**Set problem:** Turn the paragraph in the forum thread below that begins "2) the full Poincare group" into a short bulleted list that keeps its main facts.

Start Quoted passage

As I understand it, the claim is, starting with frame A:

1) Do a Lorentz boost along in an arbitrary direction - call this frame B.

2) Do another Lorentz boost in an arbitrary direction - call this frame C.

3) The transformation from B to C is not a Lorentz transformation?

3b) Alternatively, the motion of the origin of frame B, as measured in frame C, is not constant velocity (speed and direction)?

As I understand it, the claim is, starting with frame A:

1) Do a Lorentz boost along in an arbitrary direction - call this frame B.

2) Do another Lorentz boost in an arbitrary direction - call this frame C.

3) The transformation from B to C is not a Lorentz transformation?

3b) Alternatively, the motion of the origin of frame B, as measured in frame C, is not constant velocity (speed and direction)?
More or less. I wouldn't say I'm necessarily claiming that, but I am asking the question, and I'm asking for the experimental evidence for whatever answer is provided. So far, I don't find the experimental evidence for the Lorentz group particularly convincing, when compared to the other groups that are available.

From what I can gather, the issues seem to be:

1) The Lorentz group is the wrong group for spacetime symmetries.

2) If you compose two Lorentz Transformations (in 2D or 3D) you get a non-inertial, rotating coordinate system.

3) The Lorentz Group is not a global spacetime symmetry group when gravity is involved.

4) An exact (mathematically consistent) global spacetime symmetry group is sought for the precise spacetime of the universe as it is.
1) there is not a single hint from observations that this might be wrong, despite it's tested in several ways
2) the full Poincare group transforms from one inertial frame to another. The composition of two rotation-free boosts in different directions is not a rotation-free Lorentz boost but one followed by a rotation ("Wigner rotation"). That doesn't mean that Lorentz transformations lead to a rotating coordinate system since the rotations are "static", i.e., the Lorentz transforms including rotations transform Minkowski-orthogonal tetrads to Minkowski-orthogonal tetrads but do not lead to a time-dependent rotation of the spatial coordinates.
3) is correct.
4) I don't understand the question. In GR the space-time geometry has no fixed geometry nor symmetry but it depends on the distribution of "matter", which may or may not be symmetric in some sense.

DrGreg, weirdoguy, etotheipi and 1 other person
I'm coming into this discussion pretty late, but for the record, it's not the case that a combination of two Lorentz transformations is another Lorentz transformation. There are 10 independent linear transformations such that any two inertial coordinate systems are related by some combination of the 10:

1. A translation in the x-direction (that is, the transformation ##x' = x + \delta x##.

End Quoted passage
Start Dataset content

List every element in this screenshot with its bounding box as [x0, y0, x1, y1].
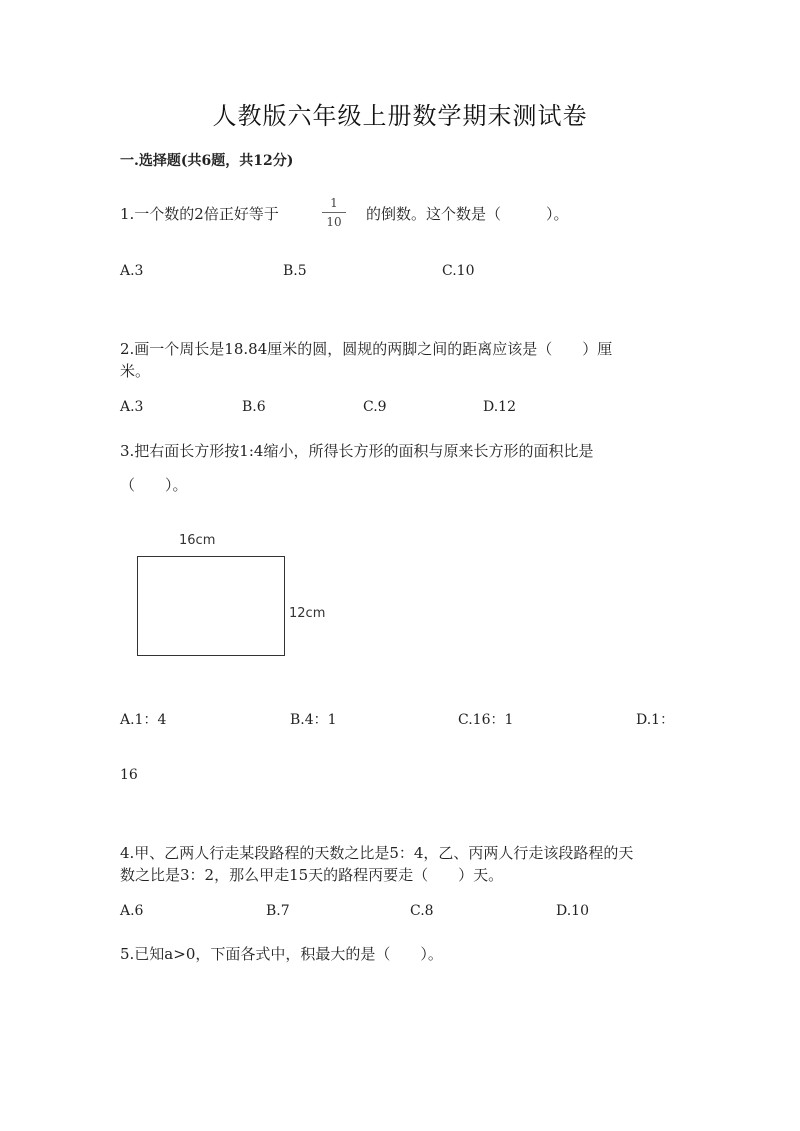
q1-text-before: 1.一个数的2倍正好等于 — [120, 205, 279, 223]
q1-option-a: A.3 — [120, 263, 144, 279]
q4-line2: 数之比是3：2，那么甲走15天的路程丙要走（ ）天。 — [120, 866, 504, 884]
q2-option-d: D.12 — [483, 399, 516, 415]
q2-option-b: B.6 — [242, 399, 266, 415]
q3-option-a: A.1：4 — [120, 712, 167, 728]
q2-line2: 米。 — [120, 362, 151, 380]
q3-option-d: D.1： — [636, 712, 675, 728]
q4-option-d: D.10 — [556, 903, 589, 919]
q2-option-a: A.3 — [120, 399, 144, 415]
q4-option-a: A.6 — [120, 903, 144, 919]
q1-fraction — [318, 196, 350, 229]
page-title: 人教版六年级上册数学期末测试卷 — [212, 102, 588, 130]
q3-line1: 3.把右面长方形按1:4缩小，所得长方形的面积与原来长方形的面积比是 — [120, 442, 594, 460]
section-heading: 一.选择题(共6题，共12分) — [120, 153, 294, 169]
rectangle-height-label: 12cm — [289, 606, 326, 621]
q2-option-c: C.9 — [363, 399, 387, 415]
q2-line1: 2.画一个周长是18.84厘米的圆，圆规的两脚之间的距离应该是（ ）厘 — [120, 340, 613, 358]
q3-option-c: C.16：1 — [458, 712, 514, 728]
q3-option-b: B.4：1 — [290, 712, 337, 728]
q3-option-d-wrap: 16 — [120, 767, 138, 783]
q5-line1: 5.已知a>0，下面各式中，积最大的是（ ）。 — [120, 945, 443, 963]
rectangle-figure — [137, 556, 285, 656]
rectangle-width-label: 16cm — [179, 533, 216, 548]
fraction-numerator: 1 — [330, 196, 338, 210]
q1-option-c: C.10 — [442, 263, 475, 279]
q4-option-c: C.8 — [410, 903, 434, 919]
q3-line2: （ ）。 — [120, 476, 188, 494]
fraction-bar — [322, 212, 346, 213]
q1-option-b: B.5 — [283, 263, 307, 279]
q4-option-b: B.7 — [266, 903, 290, 919]
fraction-denominator: 10 — [326, 215, 342, 229]
q4-line1: 4.甲、乙两人行走某段路程的天数之比是5：4，乙、丙两人行走该段路程的天 — [120, 844, 634, 862]
q1-text-after: 的倒数。这个数是（ ）。 — [366, 205, 569, 223]
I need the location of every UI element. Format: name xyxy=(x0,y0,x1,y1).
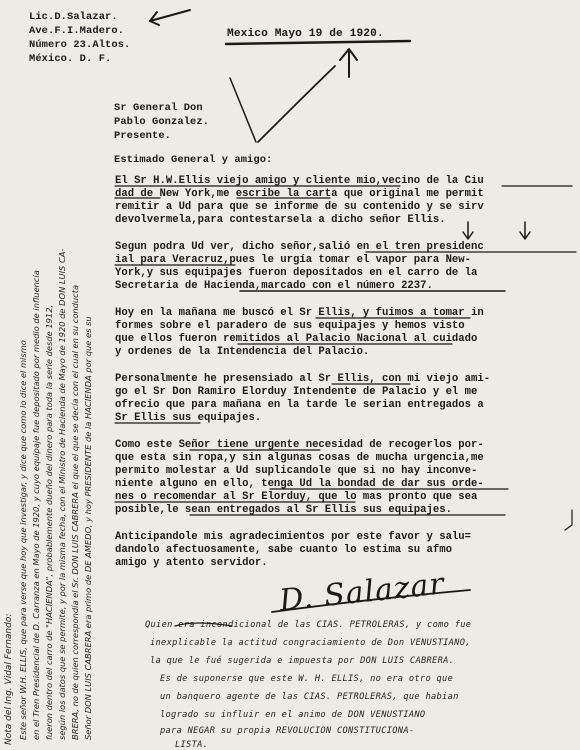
body-line: nes o recomendar al Sr Elorduy, que lo mas pronto que sea xyxy=(115,491,478,503)
body-line: remitir a Ud para que se informe de su contenido y se sirv xyxy=(115,201,484,213)
body-line: Sr Ellis sus equipajes. xyxy=(115,412,262,424)
signature-flourish xyxy=(272,590,470,612)
handwritten-note-line: Es de suponerse que este W. H. ELLIS, no era otro que xyxy=(160,674,454,684)
body-line: devolvermela,para contestarsela a dicho señor Ellis. xyxy=(115,214,446,226)
body-line: ofrecio que para mañana en la tarde le serian entregados a xyxy=(115,399,484,411)
addressee-line-1: Sr General Don xyxy=(114,102,203,114)
handwritten-note-line: la que le fué sugerida e impuesta por DON LUIS CABRERA. xyxy=(150,656,455,666)
body-line: El Sr H.W.Ellis viejo amigo y cliente mio,vecino de la Ciu xyxy=(115,175,484,187)
body-line: ial para Veracruz,pues le urgía tomar el vapor para New- xyxy=(115,254,472,266)
body-line: formes sobre el paradero de sus equipajes y hemos visto xyxy=(115,320,465,332)
body-line: permito molestar a Ud suplicandole que si no hay inconve- xyxy=(115,465,478,477)
signature: D. Salazar xyxy=(277,566,447,619)
body-line: amigo y atento servidor. xyxy=(115,557,268,569)
addressee-line-3: Presente. xyxy=(114,130,172,142)
body-line: dandolo afectuosamente, sabe cuanto lo estima su afmo xyxy=(115,544,452,556)
body-line: Personalmente he presensiado al Sr Ellis, con mi viejo ami- xyxy=(115,373,491,385)
sender-line-2: Ave.F.I.Madero. xyxy=(29,25,125,37)
handwritten-note-line: logrado su influir en el animo de DON VENUSTIANO xyxy=(160,710,426,720)
handwritten-note-line: para NEGAR su propia REVOLUCION CONSTITUCIONA- xyxy=(160,726,415,736)
sender-line-4: México. D. F. xyxy=(29,53,112,65)
arrow-down-icon xyxy=(520,222,530,239)
handwritten-margin-line: Este señor W.H. ELLIS, que para verse que hoy que investigar, y dice que como lo dice el mismo xyxy=(18,340,28,740)
body-line: Anticipandole mis agradecimientos por este favor y salu= xyxy=(115,531,472,543)
body-line: y ordenes de la Intendencia del Palacio. xyxy=(115,346,370,358)
handwritten-margin-line: Señor DON LUIS CABRERA era primo de DE AMEDO, y hoy PRESIDENTE de la HACIENDA por que es su xyxy=(83,316,93,740)
body-line: que ellos fueron remitidos al Palacio Nacional al cuidado xyxy=(115,333,478,345)
arrow-up-icon xyxy=(340,49,357,77)
handwritten-margin-line: BRERA, no de quien correspondía el Sr. DON LUIS CABRERA el que el que se decía con el cual en su conducta xyxy=(70,284,80,740)
body-line: niente alguno en ello, tenga Ud la bondad de dar sus orde- xyxy=(115,478,484,490)
diagonal-stroke-2 xyxy=(230,78,256,142)
handwritten-note-line: Quien era incondicional de las CIAS. PETROLERAS, y como fue xyxy=(145,620,472,630)
body-line: que esta sin ropa,y sin algunas cosas de mucha urgencia,me xyxy=(115,452,484,464)
handwritten-margin-line: fueron dentro del carro de "HACIENDA", probablemente dueño del dinero para toda la serie desde 1912, xyxy=(44,304,54,740)
body-line: posible,le sean entregados al Sr Ellis sus equipajes. xyxy=(115,504,452,516)
body-line: Secretaria de Hacienda,marcado con el número 2237. xyxy=(115,280,433,292)
body-line: go el Sr Don Ramiro Elorduy Intendente de Palacio y el me xyxy=(115,386,478,398)
underline-mark xyxy=(226,41,410,44)
handwritten-note-line: LISTA. xyxy=(175,740,209,750)
letter-date: Mexico Mayo 19 de 1920. xyxy=(227,28,384,40)
body-line: dad de New York,me escribe la carta que original me permit xyxy=(115,188,484,200)
handwritten-margin-line: en el Tren Presidencial de D. Carranza en Mayo de 1920, y cuyo equipaje fue depositado por medio de influencia xyxy=(31,270,41,740)
salutation: Estimado General y amigo: xyxy=(114,154,273,166)
handwritten-margin-line: Nota del Ing. Vidal Fernando: xyxy=(4,613,14,745)
bracket-mark xyxy=(565,510,572,530)
sender-line-3: Número 23.Altos. xyxy=(29,39,131,51)
body-line: Segun podra Ud ver, dicho señor,salió en el tren presidenc xyxy=(115,241,484,253)
handwritten-margin-line: según los datos que se permite, y por la misma fecha, con el Ministro de Hacienda de Mayo de 1920 de DON LUIS CA- xyxy=(57,248,67,740)
body-line: Como este Señor tiene urgente necesidad de recogerlos por- xyxy=(115,439,484,451)
arrow-down-icon xyxy=(463,222,473,239)
handwritten-note-line: un banquero agente de las CIAS. PETROLERAS, que habian xyxy=(160,692,459,702)
arrow-icon xyxy=(150,10,190,21)
body-line: Hoy en la mañana me buscó el Sr Ellis, y fuimos a tomar in xyxy=(115,307,484,319)
sender-line-1: Lic.D.Salazar. xyxy=(29,11,118,23)
handwritten-note-line: inexplicable la actitud congraciamiento de Don VENUSTIANO, xyxy=(150,638,471,648)
addressee-line-2: Pablo Gonzalez. xyxy=(114,116,210,128)
scribble-mark xyxy=(175,623,232,626)
diagonal-stroke xyxy=(258,66,335,142)
body-line: York,y sus equipajes fueron depositados en el carro de la xyxy=(115,267,478,279)
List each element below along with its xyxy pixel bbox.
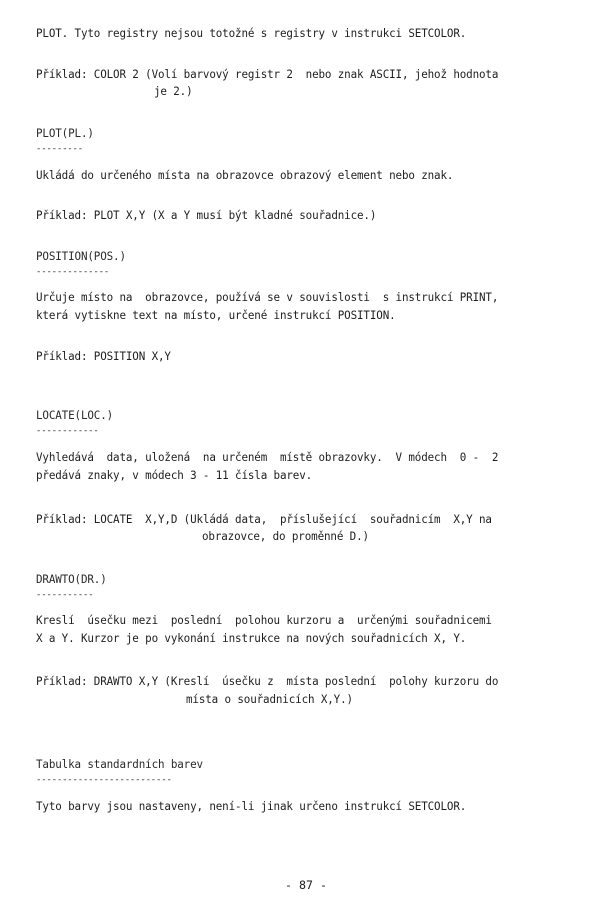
position-heading: POSITION(POS.) (36, 249, 126, 263)
locate-heading-underline: ------------ (36, 426, 99, 436)
locate-description-line1: Vyhledává data, uložená na určeném místě obrazovky. V módech 0 - 2 (36, 450, 499, 464)
position-example: Příklad: POSITION X,Y (36, 349, 171, 363)
locate-heading: LOCATE(LOC.) (36, 408, 114, 422)
position-heading-underline: -------------- (36, 267, 110, 277)
drawto-heading: DRAWTO(DR.) (36, 572, 107, 586)
position-description-line1: Určuje místo na obrazovce, používá se v souvislosti s instrukcí PRINT, (36, 290, 499, 304)
drawto-description-line2: X a Y. Kurzor je po vykonání instrukce na nových souřadnicích X, Y. (36, 631, 467, 645)
plot-description: Ukládá do určeného místa na obrazovce obrazový element nebo znak. (36, 168, 454, 182)
position-description-line2: která vytiskne text na místo, určené instrukcí POSITION. (36, 308, 396, 322)
plot-heading: PLOT(PL.) (36, 126, 94, 140)
colors-table-heading-underline: -------------------------- (36, 775, 172, 785)
colors-table-heading: Tabulka standardních barev (36, 757, 203, 771)
drawto-example-line1: Příklad: DRAWTO X,Y (Kreslí úsečku z místa poslední polohy kurzoru do (36, 674, 499, 688)
color-example-line1: Příklad: COLOR 2 (Volí barvový registr 2 nebo znak ASCII, jehož hodnota (36, 67, 499, 81)
color-example-line2: je 2.) (154, 84, 193, 98)
drawto-heading-underline: ----------- (36, 590, 94, 600)
document-page (36, 0, 576, 924)
locate-example-line2: obrazovce, do proměnné D.) (202, 529, 369, 543)
drawto-example-line2: místa o souřadnicích X,Y.) (186, 692, 353, 706)
plot-example: Příklad: PLOT X,Y (X a Y musí být kladné souřadnice.) (36, 208, 377, 222)
page-number: - 87 - (285, 878, 327, 892)
colors-description: Tyto barvy jsou nastaveny, není-li jinak určeno instrukcí SETCOLOR. (36, 799, 467, 813)
plot-continuation-text: PLOT. Tyto registry nejsou totožné s registry v instrukci SETCOLOR. (36, 26, 467, 40)
locate-example-line1: Příklad: LOCATE X,Y,D (Ukládá data, příslušející souřadnicím X,Y na (36, 512, 492, 526)
locate-description-line2: předává znaky, v módech 3 - 11 čísla barev. (36, 468, 313, 482)
drawto-description-line1: Kreslí úsečku mezi poslední polohou kurzoru a určenými souřadnicemi (36, 613, 492, 627)
plot-heading-underline: --------- (36, 144, 83, 154)
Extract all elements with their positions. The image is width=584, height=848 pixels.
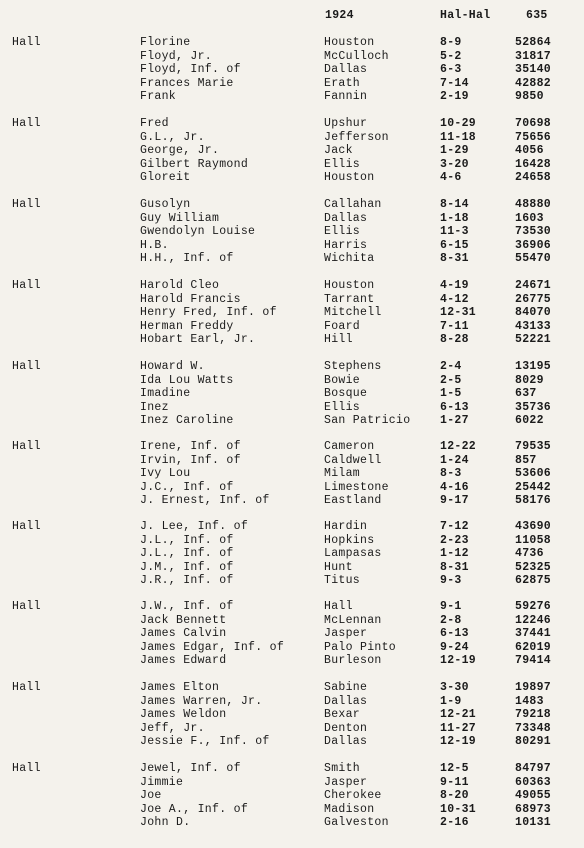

End Dataset content

**Response to the exercise:**
- The full Poincare group transforms one inertial frame into another.
- Two rotation-free boosts in different directions combine into a rotation-free Lorentz boost followed by a rotation, called a "Wigner rotation."
- This does not mean Lorentz transformations produce a rotating coordinate system, because these rotations are "static."
- Lorentz transforms that include rotations take Minkowski-orthogonal tetrads to Minkowski-orthogonal tetrads.
- They do not cause the spatial coordinates to rotate over time.